* **GOAL OF THE EXERCISE**
Read the entries below and pull out each line with the string "kruhu".

* **INPUT ROWS**
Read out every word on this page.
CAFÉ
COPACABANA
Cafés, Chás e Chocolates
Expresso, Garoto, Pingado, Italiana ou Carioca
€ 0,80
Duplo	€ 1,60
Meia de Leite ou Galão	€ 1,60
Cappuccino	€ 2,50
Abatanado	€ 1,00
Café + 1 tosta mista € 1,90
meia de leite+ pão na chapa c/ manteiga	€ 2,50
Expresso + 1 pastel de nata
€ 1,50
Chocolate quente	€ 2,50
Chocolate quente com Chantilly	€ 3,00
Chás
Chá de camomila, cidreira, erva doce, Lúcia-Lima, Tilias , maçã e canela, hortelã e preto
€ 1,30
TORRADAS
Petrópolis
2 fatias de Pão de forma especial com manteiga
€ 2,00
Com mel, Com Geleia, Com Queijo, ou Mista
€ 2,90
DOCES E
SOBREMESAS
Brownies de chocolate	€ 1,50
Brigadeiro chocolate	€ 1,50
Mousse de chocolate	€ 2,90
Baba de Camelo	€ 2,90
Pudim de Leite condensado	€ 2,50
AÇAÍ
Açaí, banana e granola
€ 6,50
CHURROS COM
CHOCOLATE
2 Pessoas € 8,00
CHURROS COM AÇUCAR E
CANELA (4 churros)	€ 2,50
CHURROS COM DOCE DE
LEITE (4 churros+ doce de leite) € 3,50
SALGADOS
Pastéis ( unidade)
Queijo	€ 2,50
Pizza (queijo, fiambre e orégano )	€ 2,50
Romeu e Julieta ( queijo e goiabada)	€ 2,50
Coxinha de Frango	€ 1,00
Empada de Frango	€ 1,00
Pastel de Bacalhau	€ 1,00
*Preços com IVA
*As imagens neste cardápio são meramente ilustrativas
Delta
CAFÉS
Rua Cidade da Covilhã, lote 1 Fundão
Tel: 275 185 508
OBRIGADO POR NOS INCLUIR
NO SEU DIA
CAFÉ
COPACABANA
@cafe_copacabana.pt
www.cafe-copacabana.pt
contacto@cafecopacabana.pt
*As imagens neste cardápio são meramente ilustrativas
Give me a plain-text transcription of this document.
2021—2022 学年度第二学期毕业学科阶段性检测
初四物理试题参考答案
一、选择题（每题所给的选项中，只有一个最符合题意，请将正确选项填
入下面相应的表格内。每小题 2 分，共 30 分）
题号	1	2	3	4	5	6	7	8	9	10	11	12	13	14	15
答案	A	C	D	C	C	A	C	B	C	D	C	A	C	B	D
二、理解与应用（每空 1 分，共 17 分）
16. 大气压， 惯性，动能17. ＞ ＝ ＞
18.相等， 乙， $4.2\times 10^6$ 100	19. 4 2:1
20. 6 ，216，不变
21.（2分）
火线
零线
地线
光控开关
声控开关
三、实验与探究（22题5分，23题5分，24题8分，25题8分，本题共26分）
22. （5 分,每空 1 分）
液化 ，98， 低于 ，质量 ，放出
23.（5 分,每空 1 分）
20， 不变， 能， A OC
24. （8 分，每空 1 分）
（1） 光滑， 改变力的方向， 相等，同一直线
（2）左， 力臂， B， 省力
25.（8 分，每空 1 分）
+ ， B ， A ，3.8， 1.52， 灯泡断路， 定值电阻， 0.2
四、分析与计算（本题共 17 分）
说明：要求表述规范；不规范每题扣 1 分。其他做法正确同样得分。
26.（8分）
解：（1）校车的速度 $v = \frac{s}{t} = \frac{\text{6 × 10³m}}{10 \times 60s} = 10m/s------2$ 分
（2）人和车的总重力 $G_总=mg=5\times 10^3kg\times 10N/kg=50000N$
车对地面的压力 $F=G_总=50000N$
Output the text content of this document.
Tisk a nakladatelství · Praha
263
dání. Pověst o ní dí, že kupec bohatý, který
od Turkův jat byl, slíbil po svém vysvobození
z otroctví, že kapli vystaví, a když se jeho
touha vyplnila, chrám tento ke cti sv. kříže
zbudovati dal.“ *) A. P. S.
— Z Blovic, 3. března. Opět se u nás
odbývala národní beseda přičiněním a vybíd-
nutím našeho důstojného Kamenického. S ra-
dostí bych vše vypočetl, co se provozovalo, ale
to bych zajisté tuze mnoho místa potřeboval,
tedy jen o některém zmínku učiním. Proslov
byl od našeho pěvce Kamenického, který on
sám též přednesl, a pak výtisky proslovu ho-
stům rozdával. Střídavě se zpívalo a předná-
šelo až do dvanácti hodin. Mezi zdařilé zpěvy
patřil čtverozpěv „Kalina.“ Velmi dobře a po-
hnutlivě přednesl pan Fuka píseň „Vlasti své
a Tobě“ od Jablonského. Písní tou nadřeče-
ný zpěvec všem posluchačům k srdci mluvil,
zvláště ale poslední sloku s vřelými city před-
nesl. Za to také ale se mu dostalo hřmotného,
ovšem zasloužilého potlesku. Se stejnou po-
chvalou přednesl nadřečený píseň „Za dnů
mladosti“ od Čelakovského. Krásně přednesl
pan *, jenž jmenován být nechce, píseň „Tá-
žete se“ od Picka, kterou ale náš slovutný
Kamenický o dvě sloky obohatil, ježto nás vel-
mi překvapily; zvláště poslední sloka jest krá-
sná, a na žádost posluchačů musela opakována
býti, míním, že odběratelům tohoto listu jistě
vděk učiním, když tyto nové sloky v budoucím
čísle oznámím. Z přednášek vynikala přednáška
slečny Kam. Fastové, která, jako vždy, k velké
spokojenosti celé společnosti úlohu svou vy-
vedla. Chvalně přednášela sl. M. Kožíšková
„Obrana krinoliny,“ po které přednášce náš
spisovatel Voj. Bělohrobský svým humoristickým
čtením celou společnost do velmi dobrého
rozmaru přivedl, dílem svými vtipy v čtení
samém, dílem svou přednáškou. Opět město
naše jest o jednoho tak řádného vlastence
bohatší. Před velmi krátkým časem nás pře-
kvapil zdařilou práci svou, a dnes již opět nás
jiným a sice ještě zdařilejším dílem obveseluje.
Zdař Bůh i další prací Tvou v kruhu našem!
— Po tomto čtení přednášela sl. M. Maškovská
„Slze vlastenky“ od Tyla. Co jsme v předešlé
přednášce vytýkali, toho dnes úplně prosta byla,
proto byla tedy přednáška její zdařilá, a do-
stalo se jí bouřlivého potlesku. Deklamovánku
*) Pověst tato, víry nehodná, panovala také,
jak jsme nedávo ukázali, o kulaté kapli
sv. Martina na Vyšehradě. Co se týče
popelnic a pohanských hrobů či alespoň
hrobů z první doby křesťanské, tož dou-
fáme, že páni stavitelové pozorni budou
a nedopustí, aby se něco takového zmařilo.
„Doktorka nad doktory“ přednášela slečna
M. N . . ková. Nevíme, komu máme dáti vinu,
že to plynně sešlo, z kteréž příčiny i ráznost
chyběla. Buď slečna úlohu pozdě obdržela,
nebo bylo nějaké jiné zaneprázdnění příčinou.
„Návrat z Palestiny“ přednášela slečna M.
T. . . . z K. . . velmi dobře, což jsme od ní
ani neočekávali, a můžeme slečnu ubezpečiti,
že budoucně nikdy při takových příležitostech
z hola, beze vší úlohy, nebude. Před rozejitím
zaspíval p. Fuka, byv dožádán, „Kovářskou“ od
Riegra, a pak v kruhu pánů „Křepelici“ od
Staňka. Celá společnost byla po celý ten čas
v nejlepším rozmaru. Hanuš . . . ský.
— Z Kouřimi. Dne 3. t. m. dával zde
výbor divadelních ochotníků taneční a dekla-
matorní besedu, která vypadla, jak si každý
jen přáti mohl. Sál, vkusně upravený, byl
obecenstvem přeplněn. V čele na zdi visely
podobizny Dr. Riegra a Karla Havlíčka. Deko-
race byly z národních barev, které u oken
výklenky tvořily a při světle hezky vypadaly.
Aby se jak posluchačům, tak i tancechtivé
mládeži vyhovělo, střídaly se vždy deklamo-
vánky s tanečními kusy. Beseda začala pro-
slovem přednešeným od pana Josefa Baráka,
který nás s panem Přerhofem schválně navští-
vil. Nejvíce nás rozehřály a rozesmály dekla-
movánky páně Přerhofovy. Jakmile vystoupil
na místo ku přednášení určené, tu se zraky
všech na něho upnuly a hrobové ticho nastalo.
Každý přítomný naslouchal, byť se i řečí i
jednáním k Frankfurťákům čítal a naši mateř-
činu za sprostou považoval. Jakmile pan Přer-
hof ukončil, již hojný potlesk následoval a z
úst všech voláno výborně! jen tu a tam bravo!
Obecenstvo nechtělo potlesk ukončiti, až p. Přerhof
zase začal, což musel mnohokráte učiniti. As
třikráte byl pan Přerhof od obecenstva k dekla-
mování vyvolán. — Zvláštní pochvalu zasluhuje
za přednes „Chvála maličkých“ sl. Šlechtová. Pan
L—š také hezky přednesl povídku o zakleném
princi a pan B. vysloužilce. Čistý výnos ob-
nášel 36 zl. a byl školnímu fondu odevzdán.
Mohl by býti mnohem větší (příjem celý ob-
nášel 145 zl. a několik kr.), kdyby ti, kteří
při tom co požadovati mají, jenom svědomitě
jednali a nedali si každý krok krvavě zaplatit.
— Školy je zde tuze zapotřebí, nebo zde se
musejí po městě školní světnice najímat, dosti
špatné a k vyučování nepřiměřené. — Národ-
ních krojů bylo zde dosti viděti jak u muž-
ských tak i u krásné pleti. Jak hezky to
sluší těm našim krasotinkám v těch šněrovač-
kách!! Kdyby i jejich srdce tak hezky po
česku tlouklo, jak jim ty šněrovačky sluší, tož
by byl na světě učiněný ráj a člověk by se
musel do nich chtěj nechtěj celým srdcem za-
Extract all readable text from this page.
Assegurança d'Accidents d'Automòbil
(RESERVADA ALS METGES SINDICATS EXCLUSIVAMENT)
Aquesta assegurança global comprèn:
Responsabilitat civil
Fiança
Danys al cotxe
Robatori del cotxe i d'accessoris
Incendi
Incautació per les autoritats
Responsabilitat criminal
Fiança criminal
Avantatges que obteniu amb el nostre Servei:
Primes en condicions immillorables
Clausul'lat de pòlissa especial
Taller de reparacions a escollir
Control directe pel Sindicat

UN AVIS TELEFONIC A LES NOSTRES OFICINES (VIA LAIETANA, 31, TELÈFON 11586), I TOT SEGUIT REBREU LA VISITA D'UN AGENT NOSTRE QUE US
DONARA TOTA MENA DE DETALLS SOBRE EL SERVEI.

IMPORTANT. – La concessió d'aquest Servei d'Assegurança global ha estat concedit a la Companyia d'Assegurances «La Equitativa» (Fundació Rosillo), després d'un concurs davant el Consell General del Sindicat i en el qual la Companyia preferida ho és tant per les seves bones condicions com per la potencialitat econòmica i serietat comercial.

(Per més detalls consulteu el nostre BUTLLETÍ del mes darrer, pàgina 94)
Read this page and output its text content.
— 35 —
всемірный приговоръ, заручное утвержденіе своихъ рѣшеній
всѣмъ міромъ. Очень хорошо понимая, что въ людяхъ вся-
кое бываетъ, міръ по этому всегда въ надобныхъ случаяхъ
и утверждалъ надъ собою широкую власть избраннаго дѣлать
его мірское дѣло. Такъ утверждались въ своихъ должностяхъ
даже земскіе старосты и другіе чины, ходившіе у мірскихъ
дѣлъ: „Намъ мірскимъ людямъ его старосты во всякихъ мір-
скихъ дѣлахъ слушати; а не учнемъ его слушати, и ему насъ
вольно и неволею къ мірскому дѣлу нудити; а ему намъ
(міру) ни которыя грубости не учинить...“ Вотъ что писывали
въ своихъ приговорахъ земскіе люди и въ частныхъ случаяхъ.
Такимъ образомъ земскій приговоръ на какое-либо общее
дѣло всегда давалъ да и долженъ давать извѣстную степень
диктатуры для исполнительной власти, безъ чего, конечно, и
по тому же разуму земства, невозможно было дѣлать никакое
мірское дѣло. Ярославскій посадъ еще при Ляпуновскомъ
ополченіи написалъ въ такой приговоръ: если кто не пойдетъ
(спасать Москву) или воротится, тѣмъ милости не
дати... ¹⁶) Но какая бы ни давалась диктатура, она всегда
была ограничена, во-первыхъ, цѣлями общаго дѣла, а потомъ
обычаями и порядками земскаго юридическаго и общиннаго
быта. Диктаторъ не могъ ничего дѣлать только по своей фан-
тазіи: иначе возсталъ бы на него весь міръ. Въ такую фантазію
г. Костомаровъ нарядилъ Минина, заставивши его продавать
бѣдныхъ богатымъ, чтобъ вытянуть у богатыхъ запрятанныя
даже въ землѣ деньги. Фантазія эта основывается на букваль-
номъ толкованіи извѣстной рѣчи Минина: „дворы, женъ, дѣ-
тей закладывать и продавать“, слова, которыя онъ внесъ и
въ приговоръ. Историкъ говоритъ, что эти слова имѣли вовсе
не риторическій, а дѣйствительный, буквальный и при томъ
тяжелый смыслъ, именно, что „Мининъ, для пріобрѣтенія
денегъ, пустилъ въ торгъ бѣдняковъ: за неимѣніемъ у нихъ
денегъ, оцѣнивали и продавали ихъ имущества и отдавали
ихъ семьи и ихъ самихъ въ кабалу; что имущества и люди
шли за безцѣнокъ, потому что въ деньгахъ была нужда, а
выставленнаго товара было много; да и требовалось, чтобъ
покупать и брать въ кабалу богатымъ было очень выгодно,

* **CORRECT OUTPUT**
Zdař Bůh i další prací Tvou v kruhu našem!
Riegra, a pak v kruhu pánů „Křepelici“ od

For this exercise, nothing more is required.